> [DESCRIPTION OF THE TASK]: All of the material below is to be returned exactly.

> [TASK INPUT]:
◆ ◆ ◆ ◆ ◆ ◆ ◆

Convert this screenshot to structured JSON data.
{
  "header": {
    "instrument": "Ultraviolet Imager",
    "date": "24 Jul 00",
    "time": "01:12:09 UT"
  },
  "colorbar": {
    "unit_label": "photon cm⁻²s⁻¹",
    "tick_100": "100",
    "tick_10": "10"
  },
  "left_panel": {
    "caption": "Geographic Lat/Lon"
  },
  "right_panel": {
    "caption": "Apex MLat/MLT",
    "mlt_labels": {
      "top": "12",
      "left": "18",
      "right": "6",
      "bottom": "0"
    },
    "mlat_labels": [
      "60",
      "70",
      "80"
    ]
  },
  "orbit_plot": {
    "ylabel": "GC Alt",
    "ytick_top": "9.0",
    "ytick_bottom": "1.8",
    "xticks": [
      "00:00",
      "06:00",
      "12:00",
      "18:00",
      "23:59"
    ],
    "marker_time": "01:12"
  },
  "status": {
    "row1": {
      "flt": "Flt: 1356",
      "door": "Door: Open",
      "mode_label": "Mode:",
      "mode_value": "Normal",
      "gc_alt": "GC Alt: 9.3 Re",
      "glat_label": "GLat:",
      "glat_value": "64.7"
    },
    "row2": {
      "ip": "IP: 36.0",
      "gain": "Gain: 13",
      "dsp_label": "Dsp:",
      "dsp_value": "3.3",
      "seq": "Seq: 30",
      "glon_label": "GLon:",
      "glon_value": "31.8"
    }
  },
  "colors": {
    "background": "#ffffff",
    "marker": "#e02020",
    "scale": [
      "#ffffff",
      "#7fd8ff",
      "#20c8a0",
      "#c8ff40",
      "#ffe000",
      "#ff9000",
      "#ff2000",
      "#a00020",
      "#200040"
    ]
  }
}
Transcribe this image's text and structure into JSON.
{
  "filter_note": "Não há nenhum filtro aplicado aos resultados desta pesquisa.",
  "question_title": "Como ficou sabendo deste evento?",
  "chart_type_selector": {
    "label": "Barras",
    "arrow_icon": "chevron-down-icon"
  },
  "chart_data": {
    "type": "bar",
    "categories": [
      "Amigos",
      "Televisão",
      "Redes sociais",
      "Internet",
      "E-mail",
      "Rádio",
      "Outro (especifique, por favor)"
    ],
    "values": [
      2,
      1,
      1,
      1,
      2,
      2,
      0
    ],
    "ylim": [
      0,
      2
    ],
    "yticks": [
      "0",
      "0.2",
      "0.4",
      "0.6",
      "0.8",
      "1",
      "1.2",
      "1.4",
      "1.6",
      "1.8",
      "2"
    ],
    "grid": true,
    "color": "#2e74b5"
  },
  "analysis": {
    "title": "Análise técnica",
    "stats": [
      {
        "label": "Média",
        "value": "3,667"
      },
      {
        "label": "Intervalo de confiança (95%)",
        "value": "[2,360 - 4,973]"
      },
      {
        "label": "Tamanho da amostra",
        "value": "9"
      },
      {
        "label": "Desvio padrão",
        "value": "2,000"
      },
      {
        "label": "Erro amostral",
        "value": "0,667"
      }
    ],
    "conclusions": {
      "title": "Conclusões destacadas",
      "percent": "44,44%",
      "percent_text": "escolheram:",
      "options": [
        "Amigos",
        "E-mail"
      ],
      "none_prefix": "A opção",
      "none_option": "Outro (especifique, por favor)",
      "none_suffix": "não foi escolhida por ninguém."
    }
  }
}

◆ ◆ ◆ ◆ ◆ ◆ ◆

> [SOLUTION]:
Convert this screenshot to structured JSON data.
{
  "header": {
    "instrument": "Ultraviolet Imager",
    "date": "24 Jul 00",
    "time": "01:12:09 UT"
  },
  "colorbar": {
    "unit_label": "photon cm⁻²s⁻¹",
    "tick_100": "100",
    "tick_10": "10"
  },
  "left_panel": {
    "caption": "Geographic Lat/Lon"
  },
  "right_panel": {
    "caption": "Apex MLat/MLT",
    "mlt_labels": {
      "top": "12",
      "left": "18",
      "right": "6",
      "bottom": "0"
    },
    "mlat_labels": [
      "60",
      "70",
      "80"
    ]
  },
  "orbit_plot": {
    "ylabel": "GC Alt",
    "ytick_top": "9.0",
    "ytick_bottom": "1.8",
    "xticks": [
      "00:00",
      "06:00",
      "12:00",
      "18:00",
      "23:59"
    ],
    "marker_time": "01:12"
  },
  "status": {
    "row1": {
      "flt": "Flt: 1356",
      "door": "Door: Open",
      "mode_label": "Mode:",
      "mode_value": "Normal",
      "gc_alt": "GC Alt: 9.3 Re",
      "glat_label": "GLat:",
      "glat_value": "64.7"
    },
    "row2": {
      "ip": "IP: 36.0",
      "gain": "Gain: 13",
      "dsp_label": "Dsp:",
      "dsp_value": "3.3",
      "seq": "Seq: 30",
      "glon_label": "GLon:",
      "glon_value": "31.8"
    }
  },
  "colors": {
    "background": "#ffffff",
    "marker": "#e02020",
    "scale": [
      "#ffffff",
      "#7fd8ff",
      "#20c8a0",
      "#c8ff40",
      "#ffe000",
      "#ff9000",
      "#ff2000",
      "#a00020",
      "#200040"
    ]
  }
}
Transcribe this image's text and structure into JSON.
{
  "filter_note": "Não há nenhum filtro aplicado aos resultados desta pesquisa.",
  "question_title": "Como ficou sabendo deste evento?",
  "chart_type_selector": {
    "label": "Barras",
    "arrow_icon": "chevron-down-icon"
  },
  "chart_data": {
    "type": "bar",
    "categories": [
      "Amigos",
      "Televisão",
      "Redes sociais",
      "Internet",
      "E-mail",
      "Rádio",
      "Outro (especifique, por favor)"
    ],
    "values": [
      2,
      1,
      1,
      1,
      2,
      2,
      0
    ],
    "ylim": [
      0,
      2
    ],
    "yticks": [
      "0",
      "0.2",
      "0.4",
      "0.6",
      "0.8",
      "1",
      "1.2",
      "1.4",
      "1.6",
      "1.8",
      "2"
    ],
    "grid": true,
    "color": "#2e74b5"
  },
  "analysis": {
    "title": "Análise técnica",
    "stats": [
      {
        "label": "Média",
        "value": "3,667"
      },
      {
        "label": "Intervalo de confiança (95%)",
        "value": "[2,360 - 4,973]"
      },
      {
        "label": "Tamanho da amostra",
        "value": "9"
      },
      {
        "label": "Desvio padrão",
        "value": "2,000"
      },
      {
        "label": "Erro amostral",
        "value": "0,667"
      }
    ],
    "conclusions": {
      "title": "Conclusões destacadas",
      "percent": "44,44%",
      "percent_text": "escolheram:",
      "options": [
        "Amigos",
        "E-mail"
      ],
      "none_prefix": "A opção",
      "none_option": "Outro (especifique, por favor)",
      "none_suffix": "não foi escolhida por ninguém."
    }
  }
}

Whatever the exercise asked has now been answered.